WHAT TO DO -> Select from the data all lines with the word "text".

(Entries taken from a collection)
○ ○ ○

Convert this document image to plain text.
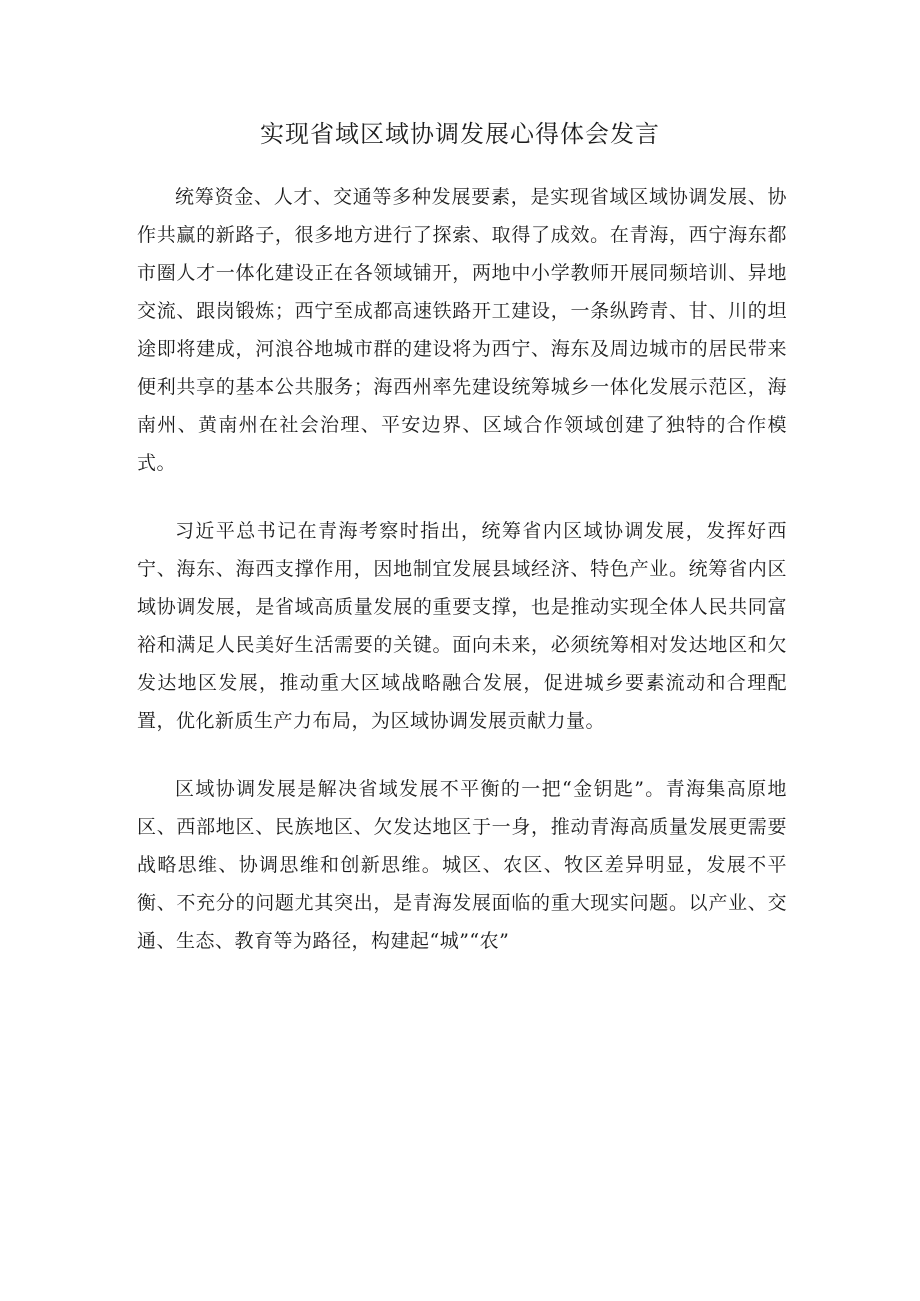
实现省域区域协调发展心得体会发言

统筹资金、人才、交通等多种发展要素，是实现省域区域协调发展、协作共赢的新路子，很多地方进行了探索、取得了成效。在青海，西宁海东都市圈人才一体化建设正在各领域铺开，两地中小学教师开展同频培训、异地交流、跟岗锻炼；西宁至成都高速铁路开工建设，一条纵跨青、甘、川的坦途即将建成，河浪谷地城市群的建设将为西宁、海东及周边城市的居民带来便利共享的基本公共服务；海西州率先建设统筹城乡一体化发展示范区，海南州、黄南州在社会治理、平安边界、区域合作领域创建了独特的合作模式。

习近平总书记在青海考察时指出，统筹省内区域协调发展，发挥好西宁、海东、海西支撑作用，因地制宜发展县域经济、特色产业。统筹省内区域协调发展，是省域高质量发展的重要支撑，也是推动实现全体人民共同富裕和满足人民美好生活需要的关键。面向未来，必须统筹相对发达地区和欠发达地区发展，推动重大区域战略融合发展，促进城乡要素流动和合理配置，优化新质生产力布局，为区域协调发展贡献力量。

区域协调发展是解决省域发展不平衡的一把“金钥匙”。青海集高原地区、西部地区、民族地区、欠发达地区于一身，推动青海高质量发展更需要战略思维、协调思维和创新思维。城区、农区、牧区差异明显，发展不平衡、不充分的问题尤其突出，是青海发展面临的重大现实问题。以产业、交通、生态、教育等为路径，构建起“城”“农”
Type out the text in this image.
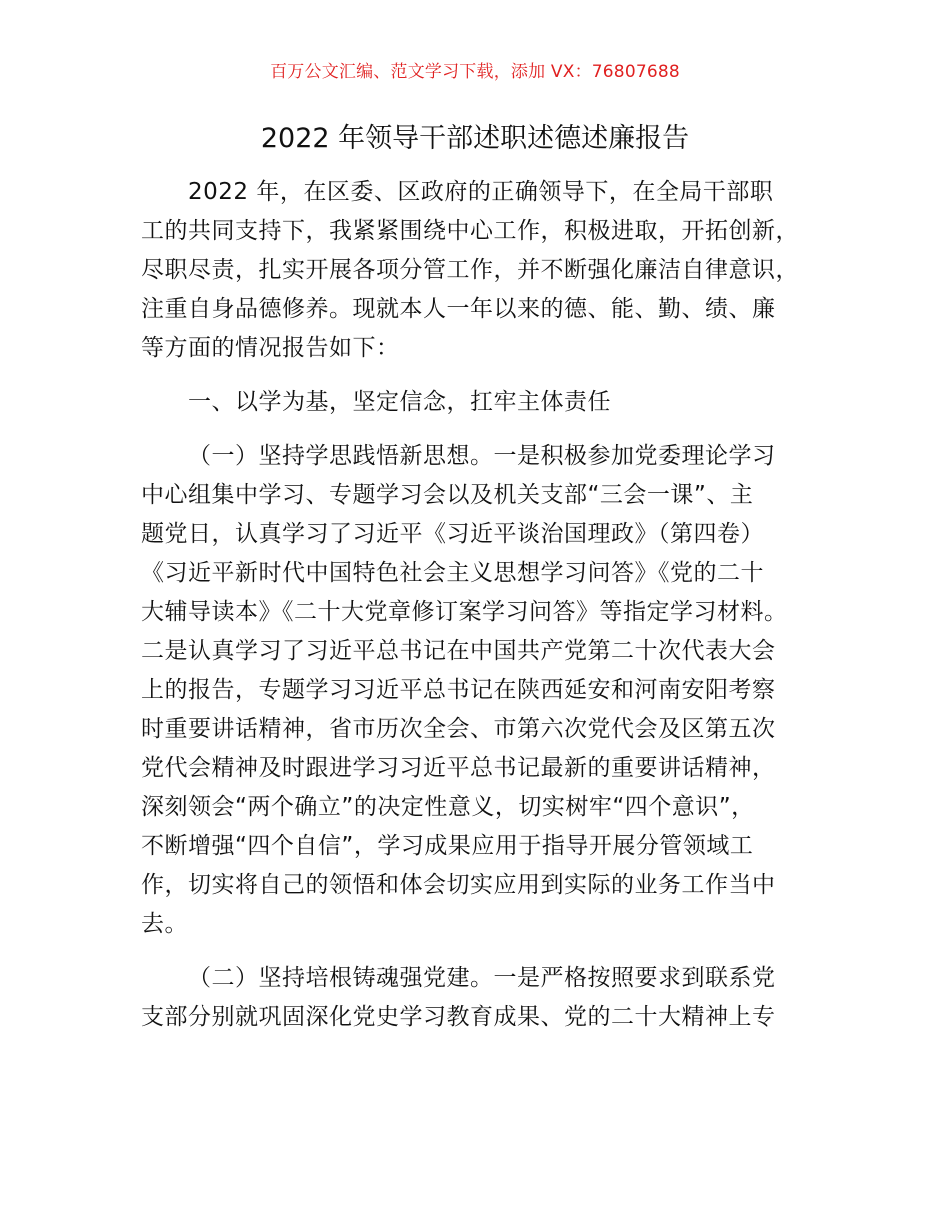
百万公文汇编、范文学习下载，添加 VX：76807688
2022 年领导干部述职述德述廉报告
2022 年，在区委、区政府的正确领导下，在全局干部职
工的共同支持下，我紧紧围绕中心工作，积极进取，开拓创新，
尽职尽责，扎实开展各项分管工作，并不断强化廉洁自律意识，
注重自身品德修养。现就本人一年以来的德、能、勤、绩、廉
等方面的情况报告如下：
一、以学为基，坚定信念，扛牢主体责任
（一）坚持学思践悟新思想。一是积极参加党委理论学习
中心组集中学习、专题学习会以及机关支部“三会一课”、主
题党日，认真学习了习近平《习近平谈治国理政》（第四卷）
《习近平新时代中国特色社会主义思想学习问答》《党的二十
大辅导读本》《二十大党章修订案学习问答》等指定学习材料。
二是认真学习了习近平总书记在中国共产党第二十次代表大会
上的报告，专题学习习近平总书记在陕西延安和河南安阳考察
时重要讲话精神，省市历次全会、市第六次党代会及区第五次
党代会精神及时跟进学习习近平总书记最新的重要讲话精神，
深刻领会“两个确立”的决定性意义，切实树牢“四个意识”，
不断增强“四个自信”，学习成果应用于指导开展分管领域工
作，切实将自己的领悟和体会切实应用到实际的业务工作当中
去。
（二）坚持培根铸魂强党建。一是严格按照要求到联系党
支部分别就巩固深化党史学习教育成果、党的二十大精神上专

○ ○ ○

SOLVED EXERCISE ->
Convert this document image to plain text.
Type out the text in this image.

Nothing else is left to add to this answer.